_WHAT TO DO_.
Every entry that follows needs to be repeated exactly.

━━━━━━

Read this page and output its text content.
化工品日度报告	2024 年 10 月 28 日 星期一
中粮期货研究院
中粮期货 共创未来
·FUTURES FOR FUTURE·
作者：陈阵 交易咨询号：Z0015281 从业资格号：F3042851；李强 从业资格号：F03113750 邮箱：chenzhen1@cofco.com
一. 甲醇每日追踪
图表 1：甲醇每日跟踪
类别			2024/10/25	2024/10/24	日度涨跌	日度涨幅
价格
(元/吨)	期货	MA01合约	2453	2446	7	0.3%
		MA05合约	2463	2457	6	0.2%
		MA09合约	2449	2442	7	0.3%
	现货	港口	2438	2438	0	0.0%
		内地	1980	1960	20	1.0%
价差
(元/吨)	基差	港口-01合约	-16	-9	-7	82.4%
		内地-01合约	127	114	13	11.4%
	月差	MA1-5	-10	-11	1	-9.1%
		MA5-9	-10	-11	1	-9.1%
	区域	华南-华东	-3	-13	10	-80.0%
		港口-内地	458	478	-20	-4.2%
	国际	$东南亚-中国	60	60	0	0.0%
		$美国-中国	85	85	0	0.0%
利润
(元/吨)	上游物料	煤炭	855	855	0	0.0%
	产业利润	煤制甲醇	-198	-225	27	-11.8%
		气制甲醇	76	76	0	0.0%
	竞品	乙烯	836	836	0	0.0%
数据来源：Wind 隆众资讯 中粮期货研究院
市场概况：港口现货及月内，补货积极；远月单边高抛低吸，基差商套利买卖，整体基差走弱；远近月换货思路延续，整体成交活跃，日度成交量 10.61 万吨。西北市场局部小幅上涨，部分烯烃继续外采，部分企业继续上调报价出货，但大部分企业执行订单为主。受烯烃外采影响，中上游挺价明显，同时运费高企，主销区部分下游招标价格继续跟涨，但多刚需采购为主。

━━━━━━

_COMPLETE OUTPUT_.
Read this page and output its text content.
化工品日度报告	2024 年 10 月 28 日 星期一
中粮期货研究院
中粮期货 共创未来
·FUTURES FOR FUTURE·
作者：陈阵 交易咨询号：Z0015281 从业资格号：F3042851；李强 从业资格号：F03113750 邮箱：chenzhen1@cofco.com
一. 甲醇每日追踪
图表 1：甲醇每日跟踪
类别			2024/10/25	2024/10/24	日度涨跌	日度涨幅
价格
(元/吨)	期货	MA01合约	2453	2446	7	0.3%
		MA05合约	2463	2457	6	0.2%
		MA09合约	2449	2442	7	0.3%
	现货	港口	2438	2438	0	0.0%
		内地	1980	1960	20	1.0%
价差
(元/吨)	基差	港口-01合约	-16	-9	-7	82.4%
		内地-01合约	127	114	13	11.4%
	月差	MA1-5	-10	-11	1	-9.1%
		MA5-9	-10	-11	1	-9.1%
	区域	华南-华东	-3	-13	10	-80.0%
		港口-内地	458	478	-20	-4.2%
	国际	$东南亚-中国	60	60	0	0.0%
		$美国-中国	85	85	0	0.0%
利润
(元/吨)	上游物料	煤炭	855	855	0	0.0%
	产业利润	煤制甲醇	-198	-225	27	-11.8%
		气制甲醇	76	76	0	0.0%
	竞品	乙烯	836	836	0	0.0%
数据来源：Wind 隆众资讯 中粮期货研究院
市场概况：港口现货及月内，补货积极；远月单边高抛低吸，基差商套利买卖，整体基差走弱；远近月换货思路延续，整体成交活跃，日度成交量 10.61 万吨。西北市场局部小幅上涨，部分烯烃继续外采，部分企业继续上调报价出货，但大部分企业执行订单为主。受烯烃外采影响，中上游挺价明显，同时运费高企，主销区部分下游招标价格继续跟涨，但多刚需采购为主。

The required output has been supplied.